[PROBLEM TO SOLVE]:
Exact reproduction is required for all entries.

_ _ _ _

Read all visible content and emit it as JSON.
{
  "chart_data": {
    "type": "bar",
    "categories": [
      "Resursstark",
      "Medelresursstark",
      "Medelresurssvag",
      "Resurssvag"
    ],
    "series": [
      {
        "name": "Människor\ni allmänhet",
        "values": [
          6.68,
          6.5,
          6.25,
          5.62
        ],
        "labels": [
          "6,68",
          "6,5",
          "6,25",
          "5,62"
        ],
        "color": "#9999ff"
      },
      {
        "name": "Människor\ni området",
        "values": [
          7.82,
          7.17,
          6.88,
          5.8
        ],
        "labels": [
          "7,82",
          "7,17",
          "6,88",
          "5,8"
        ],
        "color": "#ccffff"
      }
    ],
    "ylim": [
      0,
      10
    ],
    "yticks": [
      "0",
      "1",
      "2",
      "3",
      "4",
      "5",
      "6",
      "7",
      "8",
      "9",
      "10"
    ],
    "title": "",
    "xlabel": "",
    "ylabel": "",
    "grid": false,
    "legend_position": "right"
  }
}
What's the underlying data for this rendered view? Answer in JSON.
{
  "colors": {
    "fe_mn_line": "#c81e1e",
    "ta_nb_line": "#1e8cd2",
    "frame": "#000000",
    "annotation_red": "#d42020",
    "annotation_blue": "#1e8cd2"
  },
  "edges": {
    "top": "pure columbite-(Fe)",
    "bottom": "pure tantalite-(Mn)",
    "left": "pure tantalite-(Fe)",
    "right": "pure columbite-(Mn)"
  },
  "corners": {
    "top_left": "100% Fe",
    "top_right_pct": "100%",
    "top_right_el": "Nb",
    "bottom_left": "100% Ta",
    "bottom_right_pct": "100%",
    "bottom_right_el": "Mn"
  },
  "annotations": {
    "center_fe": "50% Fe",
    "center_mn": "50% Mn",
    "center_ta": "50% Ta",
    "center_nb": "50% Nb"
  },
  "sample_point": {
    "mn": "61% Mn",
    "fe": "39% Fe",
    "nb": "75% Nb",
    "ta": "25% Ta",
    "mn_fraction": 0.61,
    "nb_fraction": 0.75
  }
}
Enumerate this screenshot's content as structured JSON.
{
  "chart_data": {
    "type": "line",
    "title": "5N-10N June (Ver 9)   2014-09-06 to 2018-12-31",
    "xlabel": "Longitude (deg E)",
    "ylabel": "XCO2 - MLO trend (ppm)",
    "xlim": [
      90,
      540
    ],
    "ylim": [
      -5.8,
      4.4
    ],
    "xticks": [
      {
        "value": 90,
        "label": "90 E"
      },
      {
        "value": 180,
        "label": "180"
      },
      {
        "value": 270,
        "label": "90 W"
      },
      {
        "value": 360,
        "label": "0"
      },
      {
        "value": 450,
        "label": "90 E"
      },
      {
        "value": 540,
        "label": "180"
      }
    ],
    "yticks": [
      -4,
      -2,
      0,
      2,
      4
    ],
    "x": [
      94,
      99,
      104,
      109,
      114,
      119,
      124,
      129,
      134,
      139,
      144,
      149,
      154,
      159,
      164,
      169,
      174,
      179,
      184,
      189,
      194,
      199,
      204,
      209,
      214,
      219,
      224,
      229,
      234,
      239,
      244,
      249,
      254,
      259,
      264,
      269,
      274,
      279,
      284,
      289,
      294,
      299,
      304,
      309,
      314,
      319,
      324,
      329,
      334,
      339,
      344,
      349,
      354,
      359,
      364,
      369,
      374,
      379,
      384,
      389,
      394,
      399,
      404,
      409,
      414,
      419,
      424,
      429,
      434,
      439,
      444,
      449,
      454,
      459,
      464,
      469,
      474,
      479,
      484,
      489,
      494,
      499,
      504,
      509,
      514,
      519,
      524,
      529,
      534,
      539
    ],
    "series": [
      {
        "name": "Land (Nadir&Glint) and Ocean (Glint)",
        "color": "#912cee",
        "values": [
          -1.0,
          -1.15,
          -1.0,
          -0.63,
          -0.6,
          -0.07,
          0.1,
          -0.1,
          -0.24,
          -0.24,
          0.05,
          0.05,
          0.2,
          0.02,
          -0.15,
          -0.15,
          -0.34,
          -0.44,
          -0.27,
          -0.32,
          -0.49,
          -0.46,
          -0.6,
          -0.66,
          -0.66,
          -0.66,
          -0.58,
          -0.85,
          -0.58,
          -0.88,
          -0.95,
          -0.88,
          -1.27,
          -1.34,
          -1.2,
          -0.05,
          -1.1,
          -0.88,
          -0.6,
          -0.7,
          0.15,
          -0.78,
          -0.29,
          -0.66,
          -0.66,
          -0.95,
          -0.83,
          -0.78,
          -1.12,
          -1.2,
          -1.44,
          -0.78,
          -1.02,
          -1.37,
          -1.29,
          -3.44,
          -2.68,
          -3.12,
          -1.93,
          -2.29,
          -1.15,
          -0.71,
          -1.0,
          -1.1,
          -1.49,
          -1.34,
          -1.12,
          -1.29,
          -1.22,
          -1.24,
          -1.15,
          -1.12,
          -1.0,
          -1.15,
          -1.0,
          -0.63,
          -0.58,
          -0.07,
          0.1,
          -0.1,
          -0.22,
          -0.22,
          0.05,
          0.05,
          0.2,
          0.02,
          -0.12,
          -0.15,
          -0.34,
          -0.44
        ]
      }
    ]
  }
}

_ _ _ _

[SOLUTION TO THE PROBLEM]:
Read all visible content and emit it as JSON.
{
  "chart_data": {
    "type": "bar",
    "categories": [
      "Resursstark",
      "Medelresursstark",
      "Medelresurssvag",
      "Resurssvag"
    ],
    "series": [
      {
        "name": "Människor\ni allmänhet",
        "values": [
          6.68,
          6.5,
          6.25,
          5.62
        ],
        "labels": [
          "6,68",
          "6,5",
          "6,25",
          "5,62"
        ],
        "color": "#9999ff"
      },
      {
        "name": "Människor\ni området",
        "values": [
          7.82,
          7.17,
          6.88,
          5.8
        ],
        "labels": [
          "7,82",
          "7,17",
          "6,88",
          "5,8"
        ],
        "color": "#ccffff"
      }
    ],
    "ylim": [
      0,
      10
    ],
    "yticks": [
      "0",
      "1",
      "2",
      "3",
      "4",
      "5",
      "6",
      "7",
      "8",
      "9",
      "10"
    ],
    "title": "",
    "xlabel": "",
    "ylabel": "",
    "grid": false,
    "legend_position": "right"
  }
}
What's the underlying data for this rendered view? Answer in JSON.
{
  "colors": {
    "fe_mn_line": "#c81e1e",
    "ta_nb_line": "#1e8cd2",
    "frame": "#000000",
    "annotation_red": "#d42020",
    "annotation_blue": "#1e8cd2"
  },
  "edges": {
    "top": "pure columbite-(Fe)",
    "bottom": "pure tantalite-(Mn)",
    "left": "pure tantalite-(Fe)",
    "right": "pure columbite-(Mn)"
  },
  "corners": {
    "top_left": "100% Fe",
    "top_right_pct": "100%",
    "top_right_el": "Nb",
    "bottom_left": "100% Ta",
    "bottom_right_pct": "100%",
    "bottom_right_el": "Mn"
  },
  "annotations": {
    "center_fe": "50% Fe",
    "center_mn": "50% Mn",
    "center_ta": "50% Ta",
    "center_nb": "50% Nb"
  },
  "sample_point": {
    "mn": "61% Mn",
    "fe": "39% Fe",
    "nb": "75% Nb",
    "ta": "25% Ta",
    "mn_fraction": 0.61,
    "nb_fraction": 0.75
  }
}
Enumerate this screenshot's content as structured JSON.
{
  "chart_data": {
    "type": "line",
    "title": "5N-10N June (Ver 9)   2014-09-06 to 2018-12-31",
    "xlabel": "Longitude (deg E)",
    "ylabel": "XCO2 - MLO trend (ppm)",
    "xlim": [
      90,
      540
    ],
    "ylim": [
      -5.8,
      4.4
    ],
    "xticks": [
      {
        "value": 90,
        "label": "90 E"
      },
      {
        "value": 180,
        "label": "180"
      },
      {
        "value": 270,
        "label": "90 W"
      },
      {
        "value": 360,
        "label": "0"
      },
      {
        "value": 450,
        "label": "90 E"
      },
      {
        "value": 540,
        "label": "180"
      }
    ],
    "yticks": [
      -4,
      -2,
      0,
      2,
      4
    ],
    "x": [
      94,
      99,
      104,
      109,
      114,
      119,
      124,
      129,
      134,
      139,
      144,
      149,
      154,
      159,
      164,
      169,
      174,
      179,
      184,
      189,
      194,
      199,
      204,
      209,
      214,
      219,
      224,
      229,
      234,
      239,
      244,
      249,
      254,
      259,
      264,
      269,
      274,
      279,
      284,
      289,
      294,
      299,
      304,
      309,
      314,
      319,
      324,
      329,
      334,
      339,
      344,
      349,
      354,
      359,
      364,
      369,
      374,
      379,
      384,
      389,
      394,
      399,
      404,
      409,
      414,
      419,
      424,
      429,
      434,
      439,
      444,
      449,
      454,
      459,
      464,
      469,
      474,
      479,
      484,
      489,
      494,
      499,
      504,
      509,
      514,
      519,
      524,
      529,
      534,
      539
    ],
    "series": [
      {
        "name": "Land (Nadir&Glint) and Ocean (Glint)",
        "color": "#912cee",
        "values": [
          -1.0,
          -1.15,
          -1.0,
          -0.63,
          -0.6,
          -0.07,
          0.1,
          -0.1,
          -0.24,
          -0.24,
          0.05,
          0.05,
          0.2,
          0.02,
          -0.15,
          -0.15,
          -0.34,
          -0.44,
          -0.27,
          -0.32,
          -0.49,
          -0.46,
          -0.6,
          -0.66,
          -0.66,
          -0.66,
          -0.58,
          -0.85,
          -0.58,
          -0.88,
          -0.95,
          -0.88,
          -1.27,
          -1.34,
          -1.2,
          -0.05,
          -1.1,
          -0.88,
          -0.6,
          -0.7,
          0.15,
          -0.78,
          -0.29,
          -0.66,
          -0.66,
          -0.95,
          -0.83,
          -0.78,
          -1.12,
          -1.2,
          -1.44,
          -0.78,
          -1.02,
          -1.37,
          -1.29,
          -3.44,
          -2.68,
          -3.12,
          -1.93,
          -2.29,
          -1.15,
          -0.71,
          -1.0,
          -1.1,
          -1.49,
          -1.34,
          -1.12,
          -1.29,
          -1.22,
          -1.24,
          -1.15,
          -1.12,
          -1.0,
          -1.15,
          -1.0,
          -0.63,
          -0.58,
          -0.07,
          0.1,
          -0.1,
          -0.22,
          -0.22,
          0.05,
          0.05,
          0.2,
          0.02,
          -0.12,
          -0.15,
          -0.34,
          -0.44
        ]
      }
    ]
  }
}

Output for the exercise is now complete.